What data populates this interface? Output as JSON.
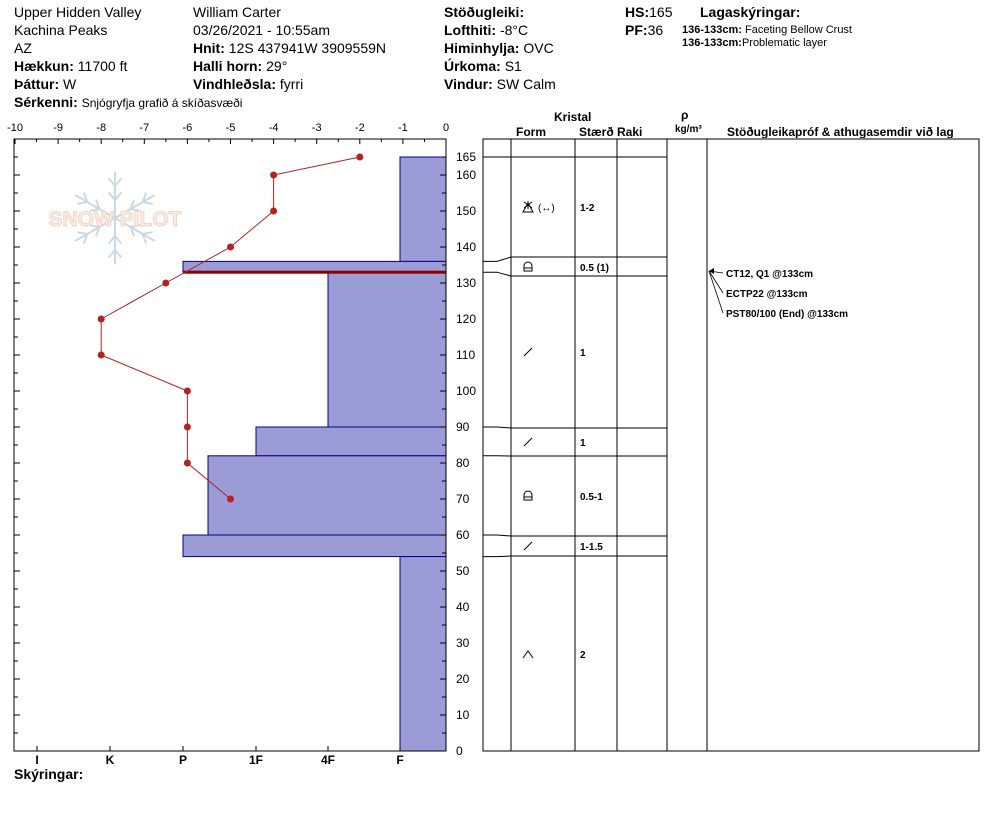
{
  "header": {
    "location": "Upper Hidden Valley",
    "range": "Kachina Peaks",
    "state": "AZ",
    "elevation_label": "Hækkun:",
    "elevation_value": "11700 ft",
    "aspect_label": "Þáttur:",
    "aspect_value": "W",
    "specifics_label": "Sérkenni:",
    "specifics_value": "Snjógryfja grafið á skíðasvæði",
    "observer": "William Carter",
    "datetime": "03/26/2021 - 10:55am",
    "coords_label": "Hnit:",
    "coords_value": "12S 437941W 3909559N",
    "slope_label": "Halli horn:",
    "slope_value": "29°",
    "wind_loading_label": "Vindhleðsla:",
    "wind_loading_value": "fyrri",
    "stability_label": "Stöðugleiki:",
    "stability_value": "",
    "air_temp_label": "Lofthiti:",
    "air_temp_value": "-8°C",
    "sky_label": "Himinhylja:",
    "sky_value": "OVC",
    "precip_label": "Úrkoma:",
    "precip_value": "S1",
    "wind_label": "Vindur:",
    "wind_value": "SW Calm",
    "hs_label": "HS:",
    "hs_value": "165",
    "pf_label": "PF:",
    "pf_value": "36",
    "layer_notes_title": "Lagaskýringar:",
    "layer_notes": [
      {
        "range": "136-133cm:",
        "text": "Faceting Bellow Crust"
      },
      {
        "range": "136-133cm:",
        "text": "Problematic layer"
      }
    ]
  },
  "footer": {
    "notes_label": "Skýringar:"
  },
  "logo_text": "SNOW PILOT",
  "colors": {
    "hardness_fill": "#9b9bd6",
    "hardness_stroke": "#00008b",
    "temp_line": "#b22222",
    "critical_layer": "#8b0000"
  },
  "table_headers": {
    "crystal": "Kristal",
    "form": "Form",
    "size": "Stærð",
    "moisture": "Raki",
    "density_symbol": "ρ",
    "density_unit": "kg/m³",
    "tests": "Stöðugleikapróf & athugasemdir við lag"
  },
  "chart_data": {
    "type": "area",
    "temperature_axis": {
      "label_ticks": [
        "-10",
        "-9",
        "-8",
        "-7",
        "-6",
        "-5",
        "-4",
        "-3",
        "-2",
        "-1",
        "0"
      ],
      "range": [
        -10,
        0
      ]
    },
    "height_axis": {
      "range": [
        0,
        165
      ],
      "tick_labels": [
        "0",
        "10",
        "20",
        "30",
        "40",
        "50",
        "60",
        "70",
        "80",
        "90",
        "100",
        "110",
        "120",
        "130",
        "140",
        "150",
        "160",
        "165"
      ]
    },
    "hardness_axis": {
      "labels": [
        "I",
        "K",
        "P",
        "1F",
        "4F",
        "F"
      ]
    },
    "temperature_profile": [
      {
        "height": 165,
        "temp": -2
      },
      {
        "height": 160,
        "temp": -4
      },
      {
        "height": 150,
        "temp": -4
      },
      {
        "height": 140,
        "temp": -5
      },
      {
        "height": 130,
        "temp": -6.5
      },
      {
        "height": 120,
        "temp": -8
      },
      {
        "height": 110,
        "temp": -8
      },
      {
        "height": 100,
        "temp": -6
      },
      {
        "height": 90,
        "temp": -6
      },
      {
        "height": 80,
        "temp": -6
      },
      {
        "height": 70,
        "temp": -5
      }
    ],
    "hardness_layers": [
      {
        "top": 165,
        "bottom": 136,
        "hardness": "F"
      },
      {
        "top": 136,
        "bottom": 133,
        "hardness": "P"
      },
      {
        "top": 133,
        "bottom": 90,
        "hardness": "4F"
      },
      {
        "top": 90,
        "bottom": 82,
        "hardness": "1F"
      },
      {
        "top": 82,
        "bottom": 60,
        "hardness": "P+"
      },
      {
        "top": 60,
        "bottom": 54,
        "hardness": "P"
      },
      {
        "top": 54,
        "bottom": 0,
        "hardness": "F"
      }
    ],
    "critical_layer_height": 133,
    "layers_table": [
      {
        "top": 165,
        "bottom": 136,
        "form_icon": "faceted-rounded-icon",
        "form_text": "(↔)",
        "size": "1-2"
      },
      {
        "top": 136,
        "bottom": 133,
        "form_icon": "melt-freeze-crust-icon",
        "form_text": "",
        "size": "0.5 (1)"
      },
      {
        "top": 133,
        "bottom": 90,
        "form_icon": "rounded-grain-icon",
        "form_text": "",
        "size": "1"
      },
      {
        "top": 90,
        "bottom": 82,
        "form_icon": "rounded-grain-icon",
        "form_text": "",
        "size": "1"
      },
      {
        "top": 82,
        "bottom": 60,
        "form_icon": "melt-freeze-crust-icon",
        "form_text": "",
        "size": "0.5-1"
      },
      {
        "top": 60,
        "bottom": 54,
        "form_icon": "rounded-grain-icon",
        "form_text": "",
        "size": "1-1.5"
      },
      {
        "top": 54,
        "bottom": 0,
        "form_icon": "depth-hoar-icon",
        "form_text": "",
        "size": "2"
      }
    ],
    "stability_tests": [
      "CT12, Q1 @133cm",
      "ECTP22 @133cm",
      "PST80/100 (End) @133cm"
    ]
  }
}
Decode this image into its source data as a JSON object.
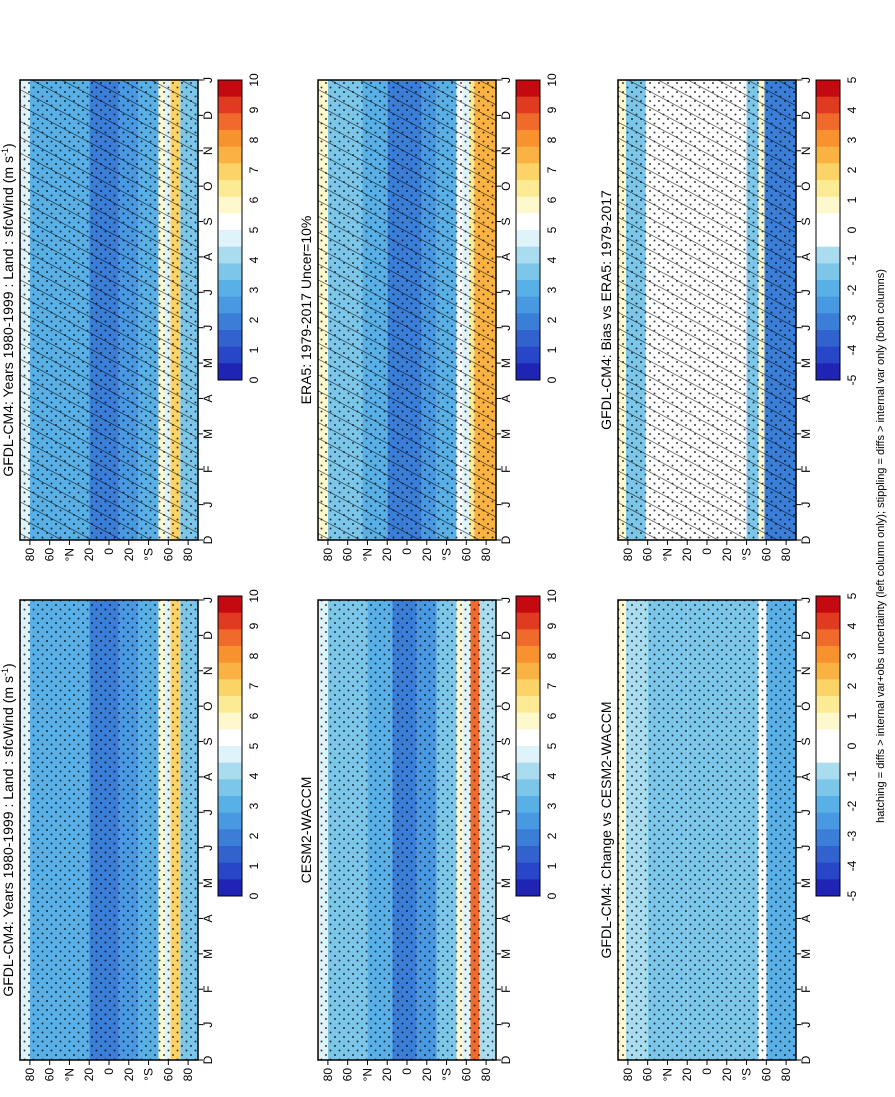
{
  "chart_data": {
    "type": "heatmap",
    "orientation": "rotated-90",
    "months": [
      "D",
      "J",
      "F",
      "M",
      "A",
      "M",
      "J",
      "J",
      "A",
      "S",
      "O",
      "N",
      "D",
      "J"
    ],
    "lat_ticks": [
      "80",
      "60",
      "°N",
      "20",
      "0",
      "20",
      "°S",
      "60",
      "80"
    ],
    "lat_range": [
      -90,
      90
    ],
    "footnote": "hatching = diffs > internal var+obs uncertainty (left column only); stippling = diffs > internal var only (both columns)",
    "colormaps": {
      "mean": [
        "#c40a10",
        "#e03a20",
        "#f06a2c",
        "#f8922e",
        "#fab343",
        "#fcd366",
        "#fdea95",
        "#fef8cd",
        "#ffffff",
        "#dff3fb",
        "#a9dcef",
        "#7cc6ea",
        "#58b0e6",
        "#4898e2",
        "#3a7ed8",
        "#3262cd",
        "#2846c8",
        "#2024b5"
      ],
      "diff": [
        "#c40a10",
        "#e03a20",
        "#f06a2c",
        "#f8922e",
        "#fab343",
        "#fcd366",
        "#fdea95",
        "#fef8cd",
        "#ffffff",
        "#ffffff",
        "#a9dcef",
        "#7cc6ea",
        "#58b0e6",
        "#4898e2",
        "#3a7ed8",
        "#3262cd",
        "#2846c8",
        "#2024b5"
      ]
    },
    "panels": [
      {
        "id": "bias",
        "title": "GFDL-CM4: Bias vs ERA5: 1979-2017",
        "colorbar": [
          "5",
          "4",
          "3",
          "2",
          "1",
          "0",
          "-1",
          "-2",
          "-3",
          "-4",
          "-5"
        ],
        "vmin": -5,
        "vmax": 5,
        "hatching": true,
        "bands": [
          {
            "lat": [
              -90,
              -58
            ],
            "value": -3.3
          },
          {
            "lat": [
              -58,
              -52
            ],
            "value": 0.8
          },
          {
            "lat": [
              -52,
              -40
            ],
            "value": -1.6
          },
          {
            "lat": [
              -40,
              62
            ],
            "value": 0.0
          },
          {
            "lat": [
              62,
              82
            ],
            "value": -1.5
          },
          {
            "lat": [
              82,
              90
            ],
            "value": 0.7
          }
        ]
      },
      {
        "id": "change",
        "title": "GFDL-CM4: Change vs CESM2-WACCM",
        "colorbar": [
          "5",
          "4",
          "3",
          "2",
          "1",
          "0",
          "-1",
          "-2",
          "-3",
          "-4",
          "-5"
        ],
        "vmin": -5,
        "vmax": 5,
        "hatching": false,
        "bands": [
          {
            "lat": [
              -90,
              -60
            ],
            "value": -2.2
          },
          {
            "lat": [
              -60,
              -52
            ],
            "value": -0.3
          },
          {
            "lat": [
              -52,
              -35
            ],
            "value": -1.2
          },
          {
            "lat": [
              -35,
              20
            ],
            "value": -1.4
          },
          {
            "lat": [
              20,
              60
            ],
            "value": -1.2
          },
          {
            "lat": [
              60,
              82
            ],
            "value": -1.0
          },
          {
            "lat": [
              82,
              90
            ],
            "value": 0.8
          }
        ]
      },
      {
        "id": "era5",
        "title": "ERA5: 1979-2017 Uncer=10%",
        "colorbar": [
          "10",
          "9",
          "8",
          "7",
          "6",
          "5",
          "4",
          "3",
          "2",
          "1",
          "0"
        ],
        "vmin": 0,
        "vmax": 10,
        "hatching": true,
        "bands": [
          {
            "lat": [
              -90,
              -68
            ],
            "value": 7.5
          },
          {
            "lat": [
              -68,
              -63
            ],
            "value": 6.5
          },
          {
            "lat": [
              -63,
              -56
            ],
            "value": 4.5
          },
          {
            "lat": [
              -56,
              -50
            ],
            "value": 5.5
          },
          {
            "lat": [
              -50,
              -30
            ],
            "value": 3.3
          },
          {
            "lat": [
              -30,
              -15
            ],
            "value": 2.6
          },
          {
            "lat": [
              -15,
              20
            ],
            "value": 1.8
          },
          {
            "lat": [
              20,
              45
            ],
            "value": 3.0
          },
          {
            "lat": [
              45,
              80
            ],
            "value": 3.4
          },
          {
            "lat": [
              80,
              90
            ],
            "value": 5.6
          }
        ]
      },
      {
        "id": "cesm",
        "title": "CESM2-WACCM",
        "colorbar": [
          "10",
          "9",
          "8",
          "7",
          "6",
          "5",
          "4",
          "3",
          "2",
          "1",
          "0"
        ],
        "vmin": 0,
        "vmax": 10,
        "hatching": false,
        "bands": [
          {
            "lat": [
              -90,
              -73
            ],
            "value": 4.0
          },
          {
            "lat": [
              -73,
              -64
            ],
            "value": 8.8
          },
          {
            "lat": [
              -64,
              -56
            ],
            "value": 5.0
          },
          {
            "lat": [
              -56,
              -50
            ],
            "value": 6.0
          },
          {
            "lat": [
              -50,
              -30
            ],
            "value": 3.6
          },
          {
            "lat": [
              -30,
              -10
            ],
            "value": 2.5
          },
          {
            "lat": [
              -10,
              15
            ],
            "value": 2.0
          },
          {
            "lat": [
              15,
              40
            ],
            "value": 3.3
          },
          {
            "lat": [
              40,
              80
            ],
            "value": 3.6
          },
          {
            "lat": [
              80,
              90
            ],
            "value": 4.8
          }
        ]
      },
      {
        "id": "gfdl-left",
        "title": "GFDL-CM4: Years 1980-1999 : Land : sfcWind (m s",
        "title_sup": "-1",
        "title_end": ")",
        "colorbar": [
          "10",
          "9",
          "8",
          "7",
          "6",
          "5",
          "4",
          "3",
          "2",
          "1",
          "0"
        ],
        "vmin": 0,
        "vmax": 10,
        "hatching": true,
        "bands": [
          {
            "lat": [
              -90,
              -72
            ],
            "value": 3.5
          },
          {
            "lat": [
              -72,
              -62
            ],
            "value": 6.8
          },
          {
            "lat": [
              -62,
              -56
            ],
            "value": 4.8
          },
          {
            "lat": [
              -56,
              -50
            ],
            "value": 5.6
          },
          {
            "lat": [
              -50,
              -30
            ],
            "value": 3.1
          },
          {
            "lat": [
              -30,
              -10
            ],
            "value": 2.4
          },
          {
            "lat": [
              -10,
              20
            ],
            "value": 1.7
          },
          {
            "lat": [
              20,
              45
            ],
            "value": 2.8
          },
          {
            "lat": [
              45,
              80
            ],
            "value": 3.2
          },
          {
            "lat": [
              80,
              90
            ],
            "value": 4.6
          }
        ]
      },
      {
        "id": "gfdl-right",
        "title": "GFDL-CM4: Years 1980-1999 : Land : sfcWind (m s",
        "title_sup": "-1",
        "title_end": ")",
        "colorbar": [
          "10",
          "9",
          "8",
          "7",
          "6",
          "5",
          "4",
          "3",
          "2",
          "1",
          "0"
        ],
        "vmin": 0,
        "vmax": 10,
        "hatching": false,
        "bands": [
          {
            "lat": [
              -90,
              -72
            ],
            "value": 3.5
          },
          {
            "lat": [
              -72,
              -62
            ],
            "value": 6.8
          },
          {
            "lat": [
              -62,
              -56
            ],
            "value": 4.8
          },
          {
            "lat": [
              -56,
              -50
            ],
            "value": 5.6
          },
          {
            "lat": [
              -50,
              -30
            ],
            "value": 3.1
          },
          {
            "lat": [
              -30,
              -10
            ],
            "value": 2.4
          },
          {
            "lat": [
              -10,
              20
            ],
            "value": 1.7
          },
          {
            "lat": [
              20,
              45
            ],
            "value": 2.8
          },
          {
            "lat": [
              45,
              80
            ],
            "value": 3.2
          },
          {
            "lat": [
              80,
              90
            ],
            "value": 4.6
          }
        ]
      }
    ]
  }
}
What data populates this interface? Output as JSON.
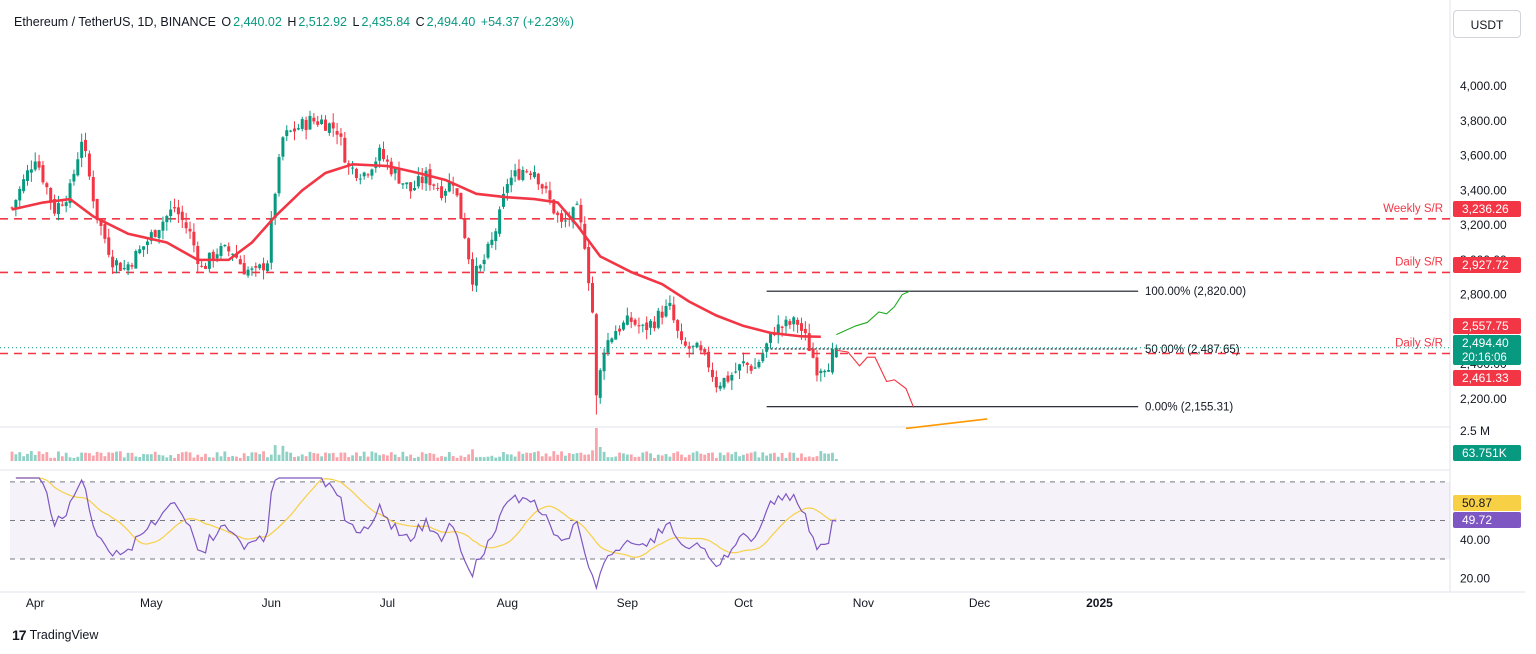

THE TASK. Wherever a line in the data above holds "WACCM", copy that line.

SOLUTION FOR THIS EXERCISE.
        "title": "GFDL-CM4: Change vs CESM2-WACCM",
        "title": "CESM2-WACCM",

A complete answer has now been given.